Reproduce every record below exactly as written, leaving out any pictures.

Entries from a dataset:
☆ ☆ ☆ ☆

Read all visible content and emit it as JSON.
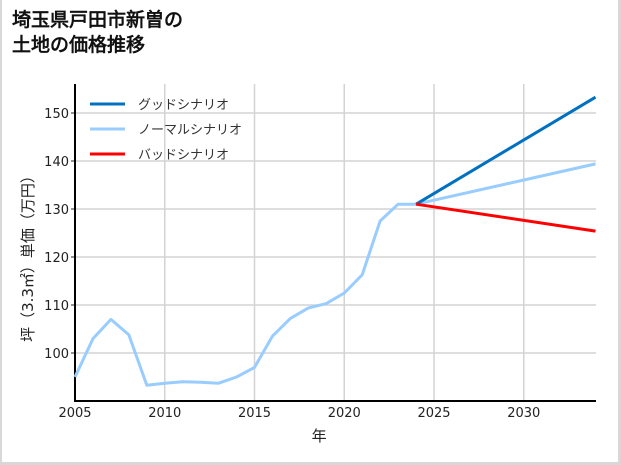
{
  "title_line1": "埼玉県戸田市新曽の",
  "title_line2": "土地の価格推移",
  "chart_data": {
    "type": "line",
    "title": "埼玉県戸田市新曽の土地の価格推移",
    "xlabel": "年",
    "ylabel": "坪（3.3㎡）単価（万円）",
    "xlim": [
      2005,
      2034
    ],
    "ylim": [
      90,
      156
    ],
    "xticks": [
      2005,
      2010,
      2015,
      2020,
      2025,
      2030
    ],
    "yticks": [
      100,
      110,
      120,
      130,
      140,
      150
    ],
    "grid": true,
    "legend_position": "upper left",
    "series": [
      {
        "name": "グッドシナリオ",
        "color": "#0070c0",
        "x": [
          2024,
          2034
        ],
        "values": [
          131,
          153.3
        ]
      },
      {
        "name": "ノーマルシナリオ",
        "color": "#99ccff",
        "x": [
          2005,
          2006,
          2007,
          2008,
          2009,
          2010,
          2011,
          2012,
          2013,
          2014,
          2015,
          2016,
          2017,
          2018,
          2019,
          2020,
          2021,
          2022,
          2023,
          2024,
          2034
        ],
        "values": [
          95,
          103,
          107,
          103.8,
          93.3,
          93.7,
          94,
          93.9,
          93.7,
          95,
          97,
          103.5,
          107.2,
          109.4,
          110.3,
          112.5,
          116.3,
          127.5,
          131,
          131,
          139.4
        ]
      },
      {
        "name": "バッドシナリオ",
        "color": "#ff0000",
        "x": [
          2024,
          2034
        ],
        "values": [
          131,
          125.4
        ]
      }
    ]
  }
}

☆ ☆ ☆ ☆

▶ THE REPLY
Read all visible content and emit it as JSON.
{
  "title_line1": "埼玉県戸田市新曽の",
  "title_line2": "土地の価格推移",
  "chart_data": {
    "type": "line",
    "title": "埼玉県戸田市新曽の土地の価格推移",
    "xlabel": "年",
    "ylabel": "坪（3.3㎡）単価（万円）",
    "xlim": [
      2005,
      2034
    ],
    "ylim": [
      90,
      156
    ],
    "xticks": [
      2005,
      2010,
      2015,
      2020,
      2025,
      2030
    ],
    "yticks": [
      100,
      110,
      120,
      130,
      140,
      150
    ],
    "grid": true,
    "legend_position": "upper left",
    "series": [
      {
        "name": "グッドシナリオ",
        "color": "#0070c0",
        "x": [
          2024,
          2034
        ],
        "values": [
          131,
          153.3
        ]
      },
      {
        "name": "ノーマルシナリオ",
        "color": "#99ccff",
        "x": [
          2005,
          2006,
          2007,
          2008,
          2009,
          2010,
          2011,
          2012,
          2013,
          2014,
          2015,
          2016,
          2017,
          2018,
          2019,
          2020,
          2021,
          2022,
          2023,
          2024,
          2034
        ],
        "values": [
          95,
          103,
          107,
          103.8,
          93.3,
          93.7,
          94,
          93.9,
          93.7,
          95,
          97,
          103.5,
          107.2,
          109.4,
          110.3,
          112.5,
          116.3,
          127.5,
          131,
          131,
          139.4
        ]
      },
      {
        "name": "バッドシナリオ",
        "color": "#ff0000",
        "x": [
          2024,
          2034
        ],
        "values": [
          131,
          125.4
        ]
      }
    ]
  }
}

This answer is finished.